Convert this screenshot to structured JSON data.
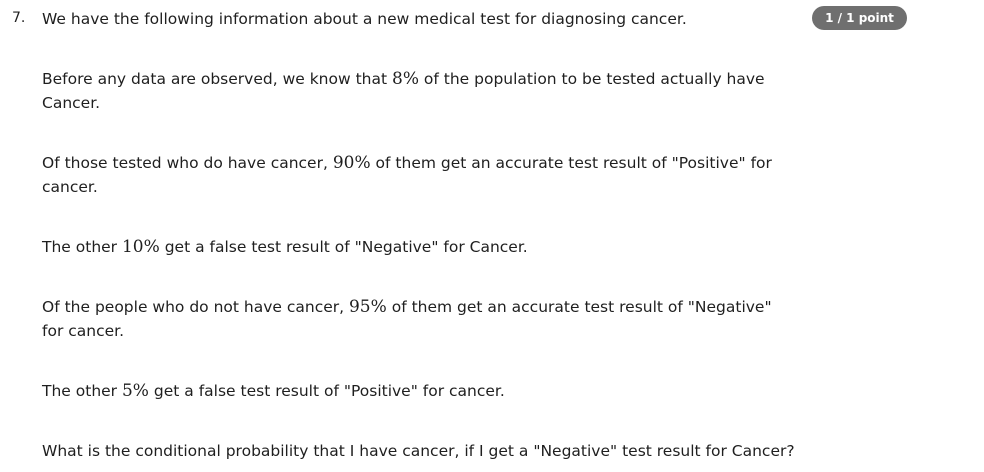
{
  "question": {
    "number": "7.",
    "score": "1 / 1 point",
    "paragraphs": [
      {
        "text": "We have the following information about a new medical test for diagnosing cancer."
      },
      {
        "before": "Before any data are observed, we know that ",
        "math": "8%",
        "after": " of the population to be tested actually have Cancer."
      },
      {
        "before": "Of those tested who do have cancer, ",
        "math": "90%",
        "after": " of them get an accurate test result of \"Positive\" for cancer."
      },
      {
        "before": "The other ",
        "math": "10%",
        "after": " get a false test result of \"Negative\" for Cancer."
      },
      {
        "before": "Of the people who do not have cancer, ",
        "math": "95%",
        "after": " of them get an accurate test result of \"Negative\" for cancer."
      },
      {
        "before": "The other ",
        "math": "5%",
        "after": " get a false test result of \"Positive\" for cancer."
      },
      {
        "text": "What is the conditional probability that I have cancer, if I get a \"Negative\" test result for Cancer?"
      }
    ]
  }
}
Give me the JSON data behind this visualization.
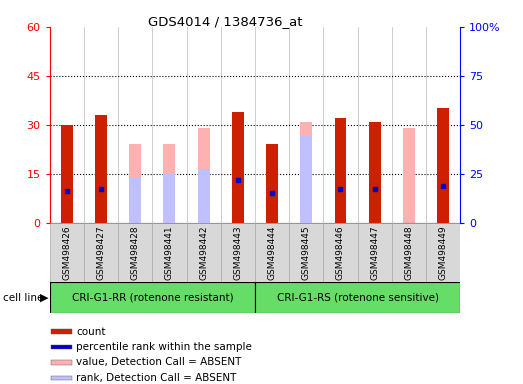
{
  "title": "GDS4014 / 1384736_at",
  "samples": [
    "GSM498426",
    "GSM498427",
    "GSM498428",
    "GSM498441",
    "GSM498442",
    "GSM498443",
    "GSM498444",
    "GSM498445",
    "GSM498446",
    "GSM498447",
    "GSM498448",
    "GSM498449"
  ],
  "count_values": [
    30,
    33,
    null,
    null,
    null,
    34,
    24,
    null,
    32,
    31,
    null,
    35
  ],
  "rank_values": [
    16,
    17,
    null,
    null,
    null,
    22,
    15,
    null,
    17,
    17,
    null,
    19
  ],
  "absent_value_bars": [
    null,
    null,
    24,
    24,
    29,
    null,
    null,
    31,
    null,
    null,
    29,
    null
  ],
  "absent_rank_bars": [
    null,
    null,
    14,
    15,
    16,
    null,
    null,
    27,
    null,
    null,
    null,
    null
  ],
  "group1_label": "CRI-G1-RR (rotenone resistant)",
  "group2_label": "CRI-G1-RS (rotenone sensitive)",
  "group1_color": "#66dd66",
  "group2_color": "#66dd66",
  "ylim_left": [
    0,
    60
  ],
  "ylim_right": [
    0,
    100
  ],
  "yticks_left": [
    0,
    15,
    30,
    45,
    60
  ],
  "yticks_right": [
    0,
    25,
    50,
    75,
    100
  ],
  "count_color": "#cc2000",
  "rank_color": "#0000cc",
  "absent_value_color": "#ffb0b0",
  "absent_rank_color": "#c0c0ff",
  "bg_color": "#e8e8e8",
  "plot_bg": "#ffffff",
  "legend_items": [
    {
      "label": "count",
      "color": "#cc2000"
    },
    {
      "label": "percentile rank within the sample",
      "color": "#0000cc"
    },
    {
      "label": "value, Detection Call = ABSENT",
      "color": "#ffb0b0"
    },
    {
      "label": "rank, Detection Call = ABSENT",
      "color": "#c0c0ff"
    }
  ]
}
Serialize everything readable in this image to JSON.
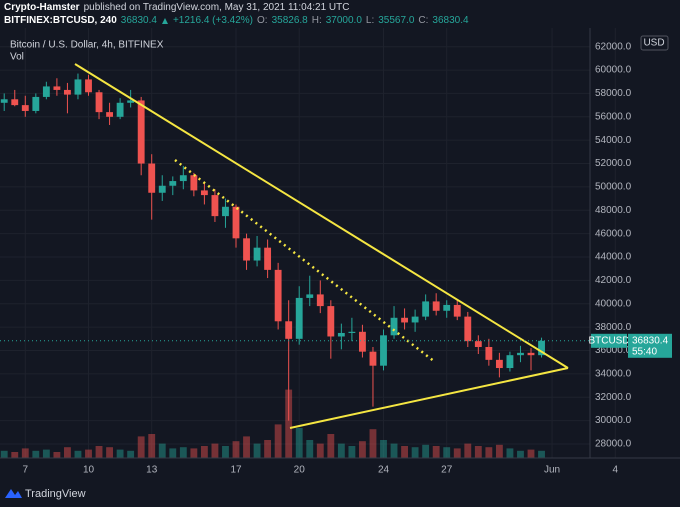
{
  "header": {
    "author": "Crypto-Hamster",
    "published": "published on TradingView.com, May 31, 2021 11:04:21 UTC",
    "symbol": "BITFINEX:BTCUSD, 240",
    "change": "+1216.4 (+3.42%)",
    "ohlc": [
      {
        "label": "O:",
        "value": "35826.8"
      },
      {
        "label": "H:",
        "value": "37000.0"
      },
      {
        "label": "L:",
        "value": "35567.0"
      },
      {
        "label": "C:"
      }
    ]
  },
  "brand": "TradingView",
  "chart_data": {
    "type": "candlestick",
    "title": "Bitcoin / U.S. Dollar, 4h, BITFINEX",
    "volume_label": "Vol",
    "y_unit": "USD",
    "symbol_tag": "BTCUSD",
    "countdown": "55:40",
    "up_color": "#26a69a",
    "down_color": "#ef5350",
    "grid": true,
    "x": [
      6,
      6.5,
      7,
      7.5,
      8,
      8.5,
      9,
      9.5,
      10,
      10.5,
      11,
      11.5,
      12,
      12.5,
      13,
      13.5,
      14,
      14.5,
      15,
      15.5,
      16,
      16.5,
      17,
      17.5,
      18,
      18.5,
      19,
      19.5,
      20,
      20.5,
      21,
      21.5,
      22,
      22.5,
      23,
      23.5,
      24,
      24.5,
      25,
      25.5,
      26,
      26.5,
      27,
      27.5,
      28,
      28.5,
      29,
      29.5,
      30,
      30.5,
      31,
      31.5
    ],
    "open": [
      57200,
      57500,
      57000,
      56500,
      57700,
      58600,
      58300,
      57900,
      59200,
      58100,
      56400,
      56000,
      57200,
      57400,
      52000,
      49500,
      50100,
      50500,
      51000,
      49700,
      49300,
      47500,
      48300,
      45600,
      43700,
      44800,
      42900,
      38500,
      37000,
      40500,
      40800,
      39800,
      37200,
      37500,
      37600,
      35900,
      34700,
      37300,
      38800,
      38400,
      38900,
      40200,
      39400,
      39900,
      38900,
      36800,
      36300,
      35200,
      34500,
      35600,
      35800,
      35600
    ],
    "high": [
      58000,
      58300,
      57800,
      58000,
      59000,
      59300,
      58900,
      59700,
      59600,
      58300,
      57200,
      57600,
      58300,
      57700,
      52800,
      51000,
      50900,
      51800,
      51200,
      50400,
      49800,
      49000,
      48500,
      46000,
      45800,
      45500,
      43500,
      40300,
      41500,
      42400,
      42000,
      40300,
      38300,
      38800,
      38200,
      36300,
      37800,
      39800,
      39600,
      39500,
      40800,
      40900,
      40300,
      40400,
      39300,
      37300,
      37000,
      35800,
      35900,
      36400,
      36200,
      37100
    ],
    "low": [
      56500,
      56900,
      56000,
      56300,
      57500,
      57800,
      56300,
      57500,
      57800,
      55800,
      55300,
      55800,
      56800,
      51000,
      47200,
      48800,
      49300,
      49800,
      49200,
      48500,
      47000,
      46500,
      44800,
      42900,
      43200,
      42200,
      37800,
      30000,
      36500,
      39800,
      39200,
      35300,
      36100,
      36800,
      35400,
      31200,
      34300,
      37000,
      37800,
      37600,
      38600,
      39000,
      38800,
      38600,
      36300,
      35700,
      34700,
      33700,
      34200,
      35000,
      34300,
      35400
    ],
    "close": [
      57500,
      57000,
      56500,
      57700,
      58600,
      58300,
      57900,
      59200,
      58100,
      56400,
      56000,
      57200,
      57400,
      52000,
      49500,
      50100,
      50500,
      51000,
      49700,
      49300,
      47500,
      48300,
      45600,
      43700,
      44800,
      42900,
      38500,
      37000,
      40500,
      40800,
      39800,
      37200,
      37500,
      37600,
      35900,
      34700,
      37300,
      38800,
      38400,
      38900,
      40200,
      39400,
      39900,
      38900,
      36800,
      36300,
      35200,
      34500,
      35600,
      35800,
      35600,
      36830.4
    ],
    "volume": [
      6,
      5,
      8,
      6,
      7,
      5,
      9,
      6,
      7,
      10,
      9,
      7,
      6,
      18,
      20,
      12,
      8,
      9,
      8,
      10,
      12,
      10,
      14,
      18,
      12,
      15,
      28,
      57,
      25,
      15,
      12,
      20,
      12,
      10,
      14,
      24,
      15,
      12,
      10,
      9,
      11,
      10,
      9,
      8,
      12,
      10,
      9,
      11,
      8,
      6,
      7,
      6
    ],
    "vollim": [
      0,
      100
    ],
    "xlim": [
      5.8,
      33.8
    ],
    "xticks": [
      7,
      10,
      13,
      17,
      20,
      24,
      27,
      {
        "value": 32,
        "label": "Jun"
      },
      {
        "value": 35,
        "label": "4"
      }
    ],
    "ylim": [
      26800,
      63600
    ],
    "yticks": [
      {
        "value": 28000,
        "label": "28000.0"
      },
      {
        "value": 30000,
        "label": "30000.0"
      },
      {
        "value": 32000,
        "label": "32000.0"
      },
      {
        "value": 34000,
        "label": "34000.0"
      },
      {
        "value": 36000,
        "label": "36000.0"
      },
      {
        "value": 38000,
        "label": "38000.0"
      },
      {
        "value": 40000,
        "label": "40000.0"
      },
      {
        "value": 42000,
        "label": "42000.0"
      },
      {
        "value": 44000,
        "label": "44000.0"
      },
      {
        "value": 46000,
        "label": "46000.0"
      },
      {
        "value": 48000,
        "label": "48000.0"
      },
      {
        "value": 50000,
        "label": "50000.0"
      },
      {
        "value": 52000,
        "label": "52000.0"
      },
      {
        "value": 54000,
        "label": "54000.0"
      },
      {
        "value": 56000,
        "label": "56000.0"
      },
      {
        "value": 58000,
        "label": "58000.0"
      },
      {
        "value": 60000,
        "label": "60000.0"
      },
      {
        "value": 62000,
        "label": "62000.0"
      }
    ]
  }
}
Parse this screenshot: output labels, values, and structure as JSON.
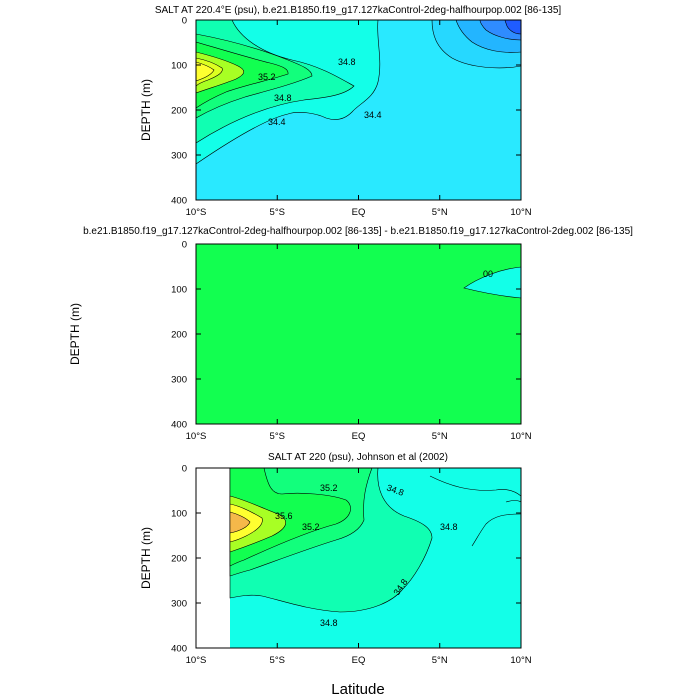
{
  "figure": {
    "xlabel": "Latitude"
  },
  "colors": {
    "deep_blue": "#1f5cff",
    "blue": "#2f8cff",
    "light_blue": "#23b5ff",
    "sky": "#26d8ff",
    "cyan": "#29e9ff",
    "aqua": "#13ffe8",
    "sea_green": "#10ffb2",
    "light_green": "#12ff7c",
    "green": "#12ff50",
    "lime": "#a8ff24",
    "yellow_green": "#ddff20",
    "yellow": "#ffff30",
    "orange": "#f5b84a",
    "contour": "#000000"
  },
  "chart_data": [
    {
      "type": "heatmap",
      "title": "SALT AT 220.4°E (psu), b.e21.B1850.f19_g17.127kaControl-2deg-halfhourpop.002 [86-135]",
      "ylabel": "DEPTH (m)",
      "xlim": [
        -10,
        10
      ],
      "ylim": [
        400,
        0
      ],
      "x_ticks": [
        "10°S",
        "5°S",
        "EQ",
        "5°N",
        "10°N"
      ],
      "y_ticks": [
        "0",
        "100",
        "200",
        "300",
        "400"
      ],
      "contour_labels": [
        "35.2",
        "34.8",
        "34.8",
        "34.4",
        "34.4"
      ]
    },
    {
      "type": "heatmap",
      "title": "b.e21.B1850.f19_g17.127kaControl-2deg-halfhourpop.002 [86-135] - b.e21.B1850.f19_g17.127kaControl-2deg.002 [86-135]",
      "ylabel": "DEPTH (m)",
      "xlim": [
        -10,
        10
      ],
      "ylim": [
        400,
        0
      ],
      "x_ticks": [
        "10°S",
        "5°S",
        "EQ",
        "5°N",
        "10°N"
      ],
      "y_ticks": [
        "0",
        "100",
        "200",
        "300",
        "400"
      ],
      "contour_labels": [
        "00"
      ]
    },
    {
      "type": "heatmap",
      "title": "SALT AT 220 (psu), Johnson et al (2002)",
      "ylabel": "DEPTH (m)",
      "xlim": [
        -10,
        10
      ],
      "ylim": [
        400,
        0
      ],
      "x_ticks": [
        "10°S",
        "5°S",
        "EQ",
        "5°N",
        "10°N"
      ],
      "y_ticks": [
        "0",
        "100",
        "200",
        "300",
        "400"
      ],
      "contour_labels": [
        "35.2",
        "34.8",
        "35.6",
        "35.2",
        "34.8",
        "34.8",
        "34.8"
      ]
    }
  ]
}
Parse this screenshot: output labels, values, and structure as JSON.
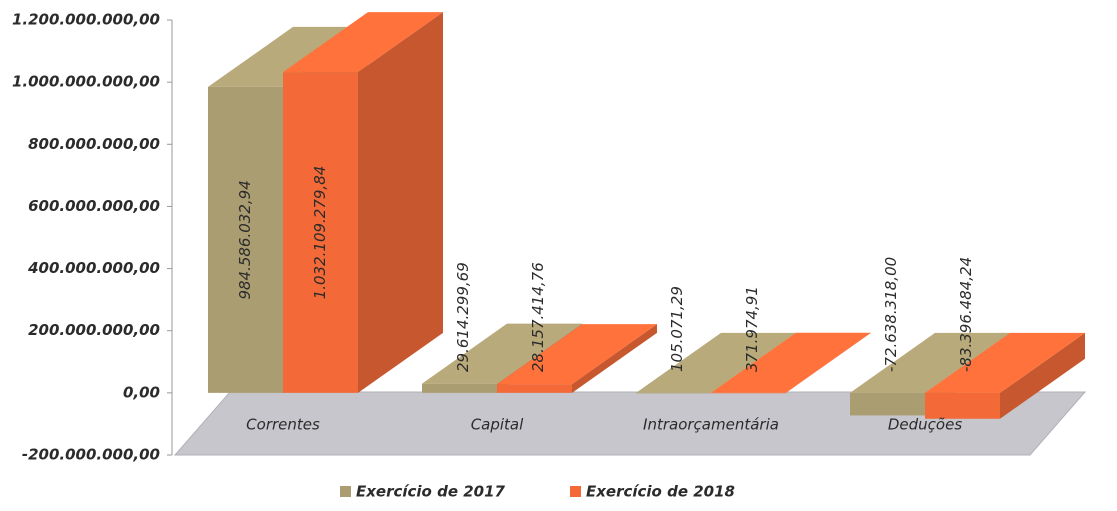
{
  "chart_data": {
    "type": "bar3d",
    "categories": [
      "Correntes",
      "Capital",
      "Intraorçamentária",
      "Deduções"
    ],
    "series": [
      {
        "name": "Exercício de 2017",
        "color": "#ab9d72",
        "values": [
          984586032.94,
          29614299.69,
          105071.29,
          -72638318.0
        ],
        "value_labels": [
          "984.586.032,94",
          "29.614.299,69",
          "105.071,29",
          "-72.638.318,00"
        ]
      },
      {
        "name": "Exercício de 2018",
        "color": "#f36a38",
        "values": [
          1032109279.84,
          28157414.76,
          371974.91,
          -83396484.24
        ],
        "value_labels": [
          "1.032.109.279,84",
          "28.157.414,76",
          "371.974,91",
          "-83.396.484,24"
        ]
      }
    ],
    "ylim": [
      -200000000,
      1200000000
    ],
    "yticks": [
      {
        "value": -200000000,
        "label": "-200.000.000,00"
      },
      {
        "value": 0,
        "label": "0,00"
      },
      {
        "value": 200000000,
        "label": "200.000.000,00"
      },
      {
        "value": 400000000,
        "label": "400.000.000,00"
      },
      {
        "value": 600000000,
        "label": "600.000.000,00"
      },
      {
        "value": 800000000,
        "label": "800.000.000,00"
      },
      {
        "value": 1000000000,
        "label": "1.000.000.000,00"
      },
      {
        "value": 1200000000,
        "label": "1.200.000.000,00"
      }
    ],
    "legend": "bottom"
  }
}
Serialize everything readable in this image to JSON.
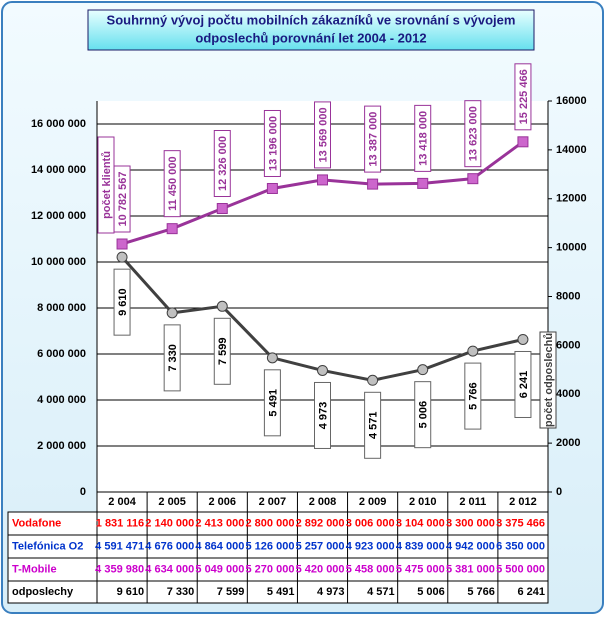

☆ ☆ ☆ ☆ ☆ ☆ ☆

STATED TASK: Identify the lines of the entries containing the string "false". Copy each such line.

ANSWER TO THE PROBLEM:
        "after": " get a false test result of \"Negative\" for Cancer."
        "after": " get a false test result of \"Positive\" for cancer."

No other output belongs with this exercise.